→ **WRITTEN PROBLEM 1**: Retype the passage of the Joseph A. Bank analysis between "First, men want" and "in my view.", inclusive, with no changes.

Joseph A Bank is a men’s business apparel specialty retailer that is unique in the specialty retail world in that business is strong in spite of the downturn:
 
·         The company is growing earnings double digits with eps up 13% both YTD and in Q3. (I’m adjusted Q3 earnings to 44c from the reported 50c due to a lower tax rate.)
 
·         It is generating positive mid-single digit same store sales (up between 6% and 7% in Q1, Q2 and Q3),
 

In addition:

·         JOSB trades at 3.2 ev/ebitda. Though other retailers trade at a similar valuation, earnings at virtually all those companies are declining yoy, while JOSB’s are rising.
 
·         Trades at a 7.3 p/e with no debt and $2.40 cash on the balance sheet.
 
·         Trades at a 10.0% FCF yield to equity and 11.2% FCF yield to EV
 
The company reported Q3 earnings today while the market was open and will hold a brief call tomorrow morning. I say brief because they do not take questions.
 
The secret to JOSB success in 2008 lies with the fact that they are taking share among middle-class suburban men who, in spite of spending less on business clothes, are spending more at Joseph Bank due to a strategy that I believe differentiates their product in that it takes advantage of how men shop:
 
First, men want easy access to the store. Bank’s stores are generally not in large indoor malls making it easy for a customer to park and soon get in the store. Additionally, the stores have a classy feel to them, more so than Men’s Warehouse in my view.
 
Second, JOSB stores are generally better staffed compared to the men’s department at a department store and thus service is better.
 
Third, and most controversially, Bank’s high in-stock strategy means they carry more sizes and more of each size than other menswear stores which means when a customer shows up they are more often likely to have in stock what they need. This is critical because men defer their purchase until the item they seek becomes in stock. Instead, they go and get want they want elsewhere (that blue suit, that white shirt) in order to get the shopping project completed.
 
Also, Bank can carry a good portion of their inventory from season to season. This is because they design their own merchandise. So when they run low on a blue suit they simply order more to be made. A department store can’t do this because they do not design their own clothes. They have to clear the inventory each season. (Men’s Warehouse used to be like the departments stores, but is now does source more of their own product, but I believe it is still less than Bank.)

→ **WRITTEN PROBLEM 2**: In the records, edit the lines between the line holding "662, 496, 671]" and the line holding "172, 45, 178]", inclusive, by replacing "Backup details" with "Backup contacts" and leaving all else unchanged. Return only those lines.

→ **THE RECORDS**:

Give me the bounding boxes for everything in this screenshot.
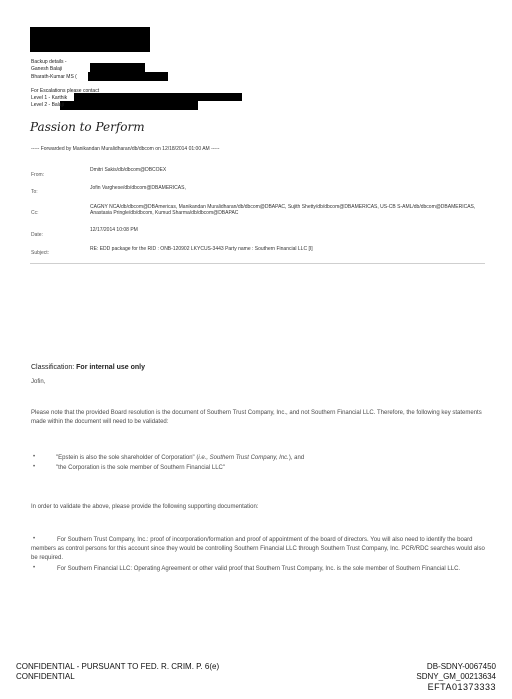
footer-bates-db: DB-SDNY-0067450	[426, 662, 496, 671]
bullet-shareholder-tail: ), and	[288, 455, 305, 461]
classification	[31, 364, 145, 371]
footer-confidential: CONFIDENTIAL	[16, 672, 75, 681]
bullet-southern-financial: For Southern Financial LLC: Operating Agreement or other valid proof that Southern Trust Company, Inc. is the sole member of Southern Financial LLC.	[57, 566, 461, 572]
bullet-marker: •	[33, 536, 36, 542]
subject-label: Subject:	[31, 250, 50, 256]
paragraph-board-resolution: Please note that the provided Board resolution is the document of Southern Trust Company, Inc., and not Southern Financial LLC. Therefore, the following key statements made within the document will need to be validated:	[31, 410, 482, 425]
backup-person-2: Bharath-Kumar MS (	[31, 74, 77, 80]
backup-label: Backup details -	[31, 59, 67, 65]
from-label: From:	[31, 172, 45, 178]
paragraph-validate: In order to validate the above, please provide the following supporting documentation:	[31, 504, 259, 510]
bullet-marker: •	[33, 454, 36, 460]
bullet-southern-trust: For Southern Trust Company, Inc.: proof of incorporation/formation and proof of appointment of the board of directors. You will also need to identify the board members as control persons for this account since they would be controlling Southern Financial LLC through Southern Trust Company, Inc. PCR/RDC searches would also be required.	[31, 537, 485, 561]
bullet-shareholder	[56, 454, 486, 463]
cc-label: Cc:	[31, 210, 39, 216]
to-value: Jofin Varghese/db/dbcom@DBAMERICAS,	[90, 185, 186, 191]
bullet-marker: •	[33, 464, 36, 470]
classification-label: Classification:	[31, 364, 75, 371]
escalation-level-2: Level 2 - Balaji	[31, 102, 64, 108]
bullet-shareholder-entity: i.e., Southern Trust Company, Inc.	[198, 455, 289, 461]
footer-efta-number: EFTA01373333	[427, 682, 496, 692]
footer-confidential-pursuant: CONFIDENTIAL - PURSUANT TO FED. R. CRIM. P. 6(e)	[16, 662, 220, 671]
from-value: Dmitri Sakis/db/dbcom@DBCOEX	[90, 167, 167, 173]
classification-value: For internal use only	[76, 364, 145, 371]
to-label: To:	[31, 189, 38, 195]
escalation-label: For Escalations please contact	[31, 88, 100, 94]
date-value: 12/17/2014 10:08 PM	[90, 227, 138, 233]
bullet-shareholder-quote: "Epstein is also the sole shareholder of Corporation" (	[56, 455, 199, 461]
cc-value: CAGNY NCA/db/dbcom@DBAmericas, Manikandan Muralidharan/db/dbcom@DBAPAC, Sujith Shetty/db/dbcom@DBAMERICAS, US-CB S-AML/db/dbcom@DBAMERICAS, Anastasia Pringle/db/dbcom, Kumud Sharma/db/dbcom@DBAPAC	[90, 204, 476, 216]
forwarded-line: ----- Forwarded by Manikandan Muralidharan/db/dbcom on 12/18/2014 01:00 AM -----	[31, 146, 220, 152]
date-label: Date:	[31, 232, 43, 238]
footer-bates-sdny: SDNY_GM_00213634	[416, 672, 496, 681]
header-divider	[30, 263, 485, 264]
brand-tagline: Passion to Perform	[30, 120, 145, 134]
email-header	[0, 0, 512, 270]
subject-value: RE: EDD package for the RID : ONB-120902 LKYCUS-3443 Party name : Southern Financial LLC [I]	[90, 246, 313, 252]
escalation-level-1: Level 1 - Karthik	[31, 95, 68, 101]
greeting: Jofin,	[31, 379, 46, 385]
bullet-sole-member: "the Corporation is the sole member of Southern Financial LLC"	[56, 465, 226, 471]
bullet-marker: •	[33, 565, 36, 571]
backup-person-1: Ganesh Balaji	[31, 66, 63, 72]
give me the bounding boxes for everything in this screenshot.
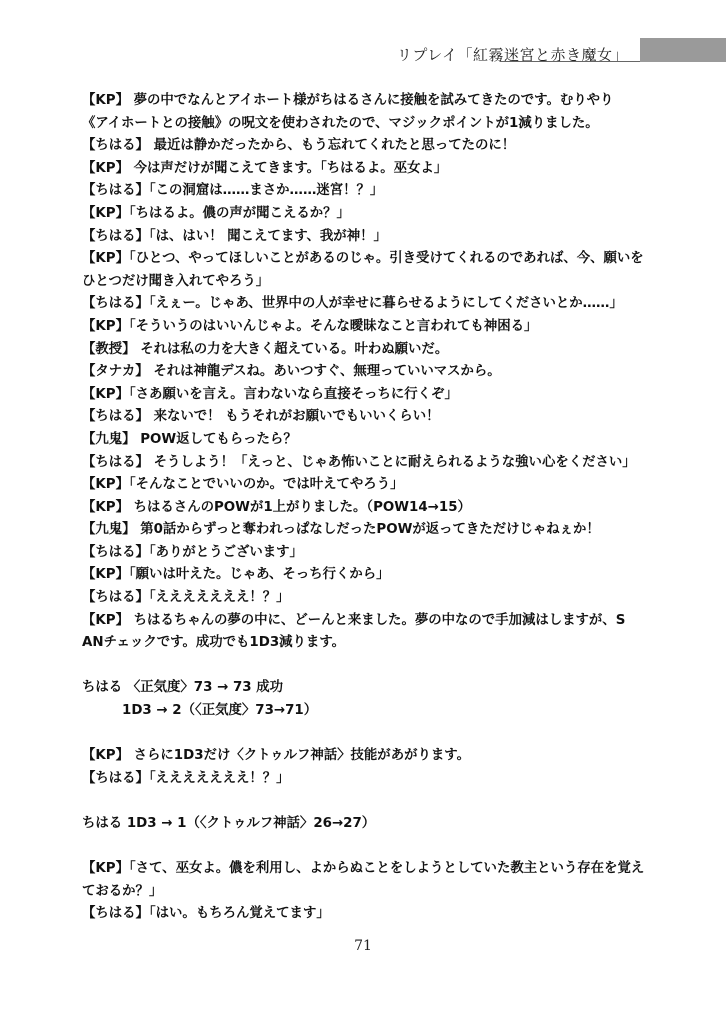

→ **WRITTEN REPLY 1**:
First, men want easy access to the store. Bank’s stores are generally not in large indoor malls making it easy for a customer to park and soon get in the store. Additionally, the stores have a classy feel to them, more so than Men’s Warehouse in my view.

→ **WRITTEN REPLY 2**:
footer-bates-db: DB-SDNY-0067450	[426, 662, 496, 671]
bullet-shareholder-tail: ), and	[288, 455, 305, 461]
classification	[31, 364, 145, 371]
footer-confidential: CONFIDENTIAL	[16, 672, 75, 681]
bullet-southern-financial: For Southern Financial LLC: Operating Agreement or other valid proof that Southern Trust Company, Inc. is the sole member of Southern Financial LLC.	[57, 566, 461, 572]
bullet-marker: •	[33, 536, 36, 542]
subject-label: Subject:	[31, 250, 50, 256]
paragraph-board-resolution: Please note that the provided Board resolution is the document of Southern Trust Company, Inc., and not Southern Financial LLC. Therefore, the following key statements made within the document will need to be validated:	[31, 410, 482, 425]
backup-person-2: Bharath-Kumar MS (	[31, 74, 77, 80]
backup-label: Backup contacts -	[31, 59, 67, 65]
from-label: From:	[31, 172, 45, 178]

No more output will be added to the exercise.